Akhir dari perang dunia II pada Agustus 1945, tidak semerta-merta
melahirkan perdamain pula di belahan dunia ini. Banyaknya konflik yang menerpa
negara-negara yang mengalamai penjajahan oleh Negara Eropa, terutama di negara
Asia dan Afrika. Seperti di Jazirah Korea, Indo Cina, Palestina, Afrika
Selatan, dan Afrika Utara. Masalah tersebut disebabkan karena adanya dua blok
besar yang ingin menyebarkan ideologi mereka. Blok barat yang dipimpin oleh
Amerika Serikat yang menyebarkan ideologi Liberalis, sedangkan Blok Timur yang
dipimpin oleh Uni Soviyet yang menyebarkan ideolohi komunis. Kedua blok
tersebut berusaha menyebarkan pengaruhnya ke negara-negara lain terutama Asia
Afrika agar menjadi pendukung meraka. Hal tersebut menyebabkan tumbuhnya suasana tegang diantara kedua blok tersebut dan pendukungnya.
Sejak tahun 1945, sudah banyak negara-negara Asia yang sudah memerdekakan
diri, seperti Indonesia (1945), Vietnam (1946), Filipina (1956), Pakistan
(1947), India (1947), Birma (1948) (MKAA, 2013). Sedanghkan, benyak pula negara
Afrika yang masih berjuang untuk memerdekaakan diri seperti, Aljazair, Tunisia,
dan Maroko di wilayah Afrika Utara. Sementara itu, adanya perkembangan tentang
pembuatan senjata nuklir yang bisa memusnahkan umat manusia, tentu menambah
kekhawatiran bangsa-bangsa di dunia yang bisa memicu lahirnya perang dunia ke
tiga. Selain itu, banyaknya konflik yang diantara kelompok masyarakat di
negara-negara yang baru merdeka akibat dari penjajahan yang menerapkan politik
divide et impera.
Perserikatan Bangsa-Bansa (PBB) sebagai badan Internasional yang telah
terbetuk kala itu dan diharapkan mampu menyelasikan masalah dunia, dalam
kenyataannya belum berhasil menyelasikan masalah tersebut (Bandungheritage,
2009). Apalagi masalah-masalah dunia itu berimbas kepada negara-negara bekas
jajahan eropa yang mayoritas di Wilayah Asia dan Afrika. Dari situasi tersebut
lah melahirkan sebuah gagasan dari negara Asia dan Afrika untuk menggalang
persatuan dan mencari solusi untuk meredakan ketegangan tersebut.
Tahun 1954, perdana mentri Sri Lanka, Sir John Kotelawala, mengundang
beberapa perdana mentri untuk mengadakan sebuah pertemuan di negaranya, diantaranra,
U Nu (Birma), jawaharlal Nehru (India), dan Ali Sastroamidjojo (Indonesia)

(Data tata letak spasial)
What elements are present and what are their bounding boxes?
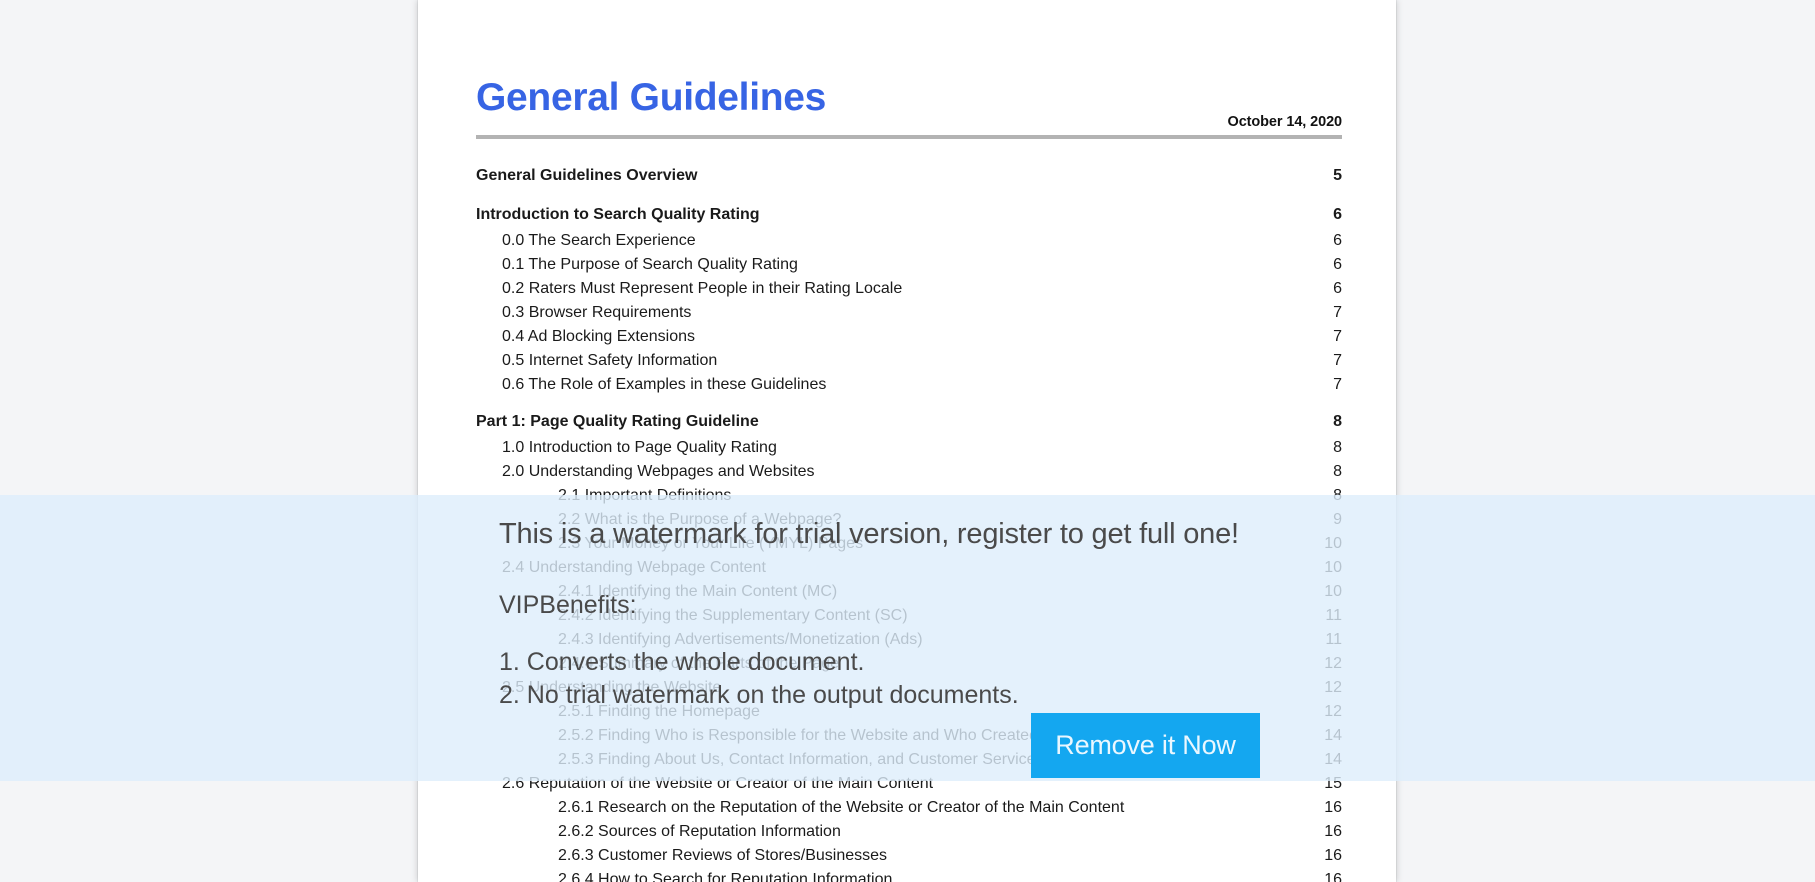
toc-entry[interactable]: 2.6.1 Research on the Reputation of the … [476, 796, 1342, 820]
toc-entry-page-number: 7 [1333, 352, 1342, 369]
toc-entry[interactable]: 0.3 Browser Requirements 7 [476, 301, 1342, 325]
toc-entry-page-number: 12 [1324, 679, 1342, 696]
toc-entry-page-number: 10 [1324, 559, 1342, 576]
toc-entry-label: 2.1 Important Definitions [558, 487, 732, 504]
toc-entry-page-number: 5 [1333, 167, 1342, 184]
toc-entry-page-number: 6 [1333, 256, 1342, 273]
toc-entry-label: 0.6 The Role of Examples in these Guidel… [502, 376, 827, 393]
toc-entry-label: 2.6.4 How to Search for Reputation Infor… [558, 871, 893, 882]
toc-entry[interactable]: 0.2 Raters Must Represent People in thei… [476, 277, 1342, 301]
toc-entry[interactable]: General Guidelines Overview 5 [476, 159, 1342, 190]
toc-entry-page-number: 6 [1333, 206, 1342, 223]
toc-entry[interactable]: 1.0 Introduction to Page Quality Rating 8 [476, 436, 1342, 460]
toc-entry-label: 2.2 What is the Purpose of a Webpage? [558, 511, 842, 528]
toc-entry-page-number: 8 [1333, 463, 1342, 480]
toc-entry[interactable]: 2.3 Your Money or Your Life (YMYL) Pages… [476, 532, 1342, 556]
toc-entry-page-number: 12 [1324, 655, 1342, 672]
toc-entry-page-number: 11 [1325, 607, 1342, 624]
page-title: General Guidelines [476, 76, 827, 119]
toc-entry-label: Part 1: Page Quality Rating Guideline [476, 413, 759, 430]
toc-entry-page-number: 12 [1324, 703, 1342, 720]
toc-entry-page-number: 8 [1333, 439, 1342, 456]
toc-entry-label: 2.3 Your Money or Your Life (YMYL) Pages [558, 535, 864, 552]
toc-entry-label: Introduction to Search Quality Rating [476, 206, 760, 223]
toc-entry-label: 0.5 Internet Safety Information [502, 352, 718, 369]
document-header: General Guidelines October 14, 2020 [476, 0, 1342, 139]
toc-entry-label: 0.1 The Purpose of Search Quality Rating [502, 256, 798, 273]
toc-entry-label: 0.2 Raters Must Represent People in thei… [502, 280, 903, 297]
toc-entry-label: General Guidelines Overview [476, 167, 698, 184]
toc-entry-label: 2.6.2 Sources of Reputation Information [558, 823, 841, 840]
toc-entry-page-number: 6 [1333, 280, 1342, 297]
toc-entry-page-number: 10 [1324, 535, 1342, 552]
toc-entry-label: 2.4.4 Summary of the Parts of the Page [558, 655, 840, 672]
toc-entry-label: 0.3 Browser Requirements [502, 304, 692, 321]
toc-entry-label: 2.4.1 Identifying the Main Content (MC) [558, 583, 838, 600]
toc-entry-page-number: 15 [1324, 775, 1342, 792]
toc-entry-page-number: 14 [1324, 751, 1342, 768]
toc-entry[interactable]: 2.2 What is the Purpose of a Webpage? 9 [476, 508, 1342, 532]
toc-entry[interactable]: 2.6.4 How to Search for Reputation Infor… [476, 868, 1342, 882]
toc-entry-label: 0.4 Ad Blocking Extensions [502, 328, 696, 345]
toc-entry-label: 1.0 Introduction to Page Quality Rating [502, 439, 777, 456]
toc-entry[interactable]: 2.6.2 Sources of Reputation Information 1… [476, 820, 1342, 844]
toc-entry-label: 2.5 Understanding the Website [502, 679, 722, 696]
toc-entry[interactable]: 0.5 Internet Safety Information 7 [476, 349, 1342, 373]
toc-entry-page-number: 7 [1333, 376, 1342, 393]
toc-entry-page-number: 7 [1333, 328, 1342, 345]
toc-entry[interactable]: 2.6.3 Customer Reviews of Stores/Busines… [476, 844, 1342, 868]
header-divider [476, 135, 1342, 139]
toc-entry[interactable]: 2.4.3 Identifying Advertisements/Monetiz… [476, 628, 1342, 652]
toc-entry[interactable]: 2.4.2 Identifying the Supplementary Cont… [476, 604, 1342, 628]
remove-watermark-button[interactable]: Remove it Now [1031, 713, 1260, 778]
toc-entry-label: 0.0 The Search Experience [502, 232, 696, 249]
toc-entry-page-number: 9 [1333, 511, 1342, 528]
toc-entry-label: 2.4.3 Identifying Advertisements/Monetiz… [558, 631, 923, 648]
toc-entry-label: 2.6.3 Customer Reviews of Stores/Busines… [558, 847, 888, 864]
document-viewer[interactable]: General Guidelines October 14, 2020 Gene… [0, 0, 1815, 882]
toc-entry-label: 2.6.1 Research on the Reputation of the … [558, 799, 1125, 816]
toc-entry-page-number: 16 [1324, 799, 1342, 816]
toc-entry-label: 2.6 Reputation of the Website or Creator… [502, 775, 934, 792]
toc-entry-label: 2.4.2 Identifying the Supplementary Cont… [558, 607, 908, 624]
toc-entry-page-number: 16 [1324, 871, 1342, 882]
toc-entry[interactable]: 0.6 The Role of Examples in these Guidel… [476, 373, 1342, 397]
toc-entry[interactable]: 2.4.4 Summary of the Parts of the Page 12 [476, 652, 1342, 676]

▶ **YANG DIMINTA**
**A.** Tolong tuliskan kembali bagian kutipan teks mulai dari "Akhir dari perang" sampai dengan "tersebut dan pendukungnya.".
**B.** Menurut kutipan teks, siapa yang memimpin Blok Barat?

▶ **JAWABAN LATIHAN**
**A.**
Akhir dari perang dunia II pada Agustus 1945, tidak semerta-merta
melahirkan perdamain pula di belahan dunia ini. Banyaknya konflik yang menerpa
negara-negara yang mengalamai penjajahan oleh Negara Eropa, terutama di negara
Asia dan Afrika. Seperti di Jazirah Korea, Indo Cina, Palestina, Afrika
Selatan, dan Afrika Utara. Masalah tersebut disebabkan karena adanya dua blok
besar yang ingin menyebarkan ideologi mereka. Blok barat yang dipimpin oleh
Amerika Serikat yang menyebarkan ideologi Liberalis, sedangkan Blok Timur yang
dipimpin oleh Uni Soviyet yang menyebarkan ideolohi komunis. Kedua blok
tersebut berusaha menyebarkan pengaruhnya ke negara-negara lain terutama Asia
Afrika agar menjadi pendukung meraka. Hal tersebut menyebabkan tumbuhnya suasana tegang diantara kedua blok tersebut dan pendukungnya.

**B.** Blok Barat dipimpin oleh Amerika Serikat.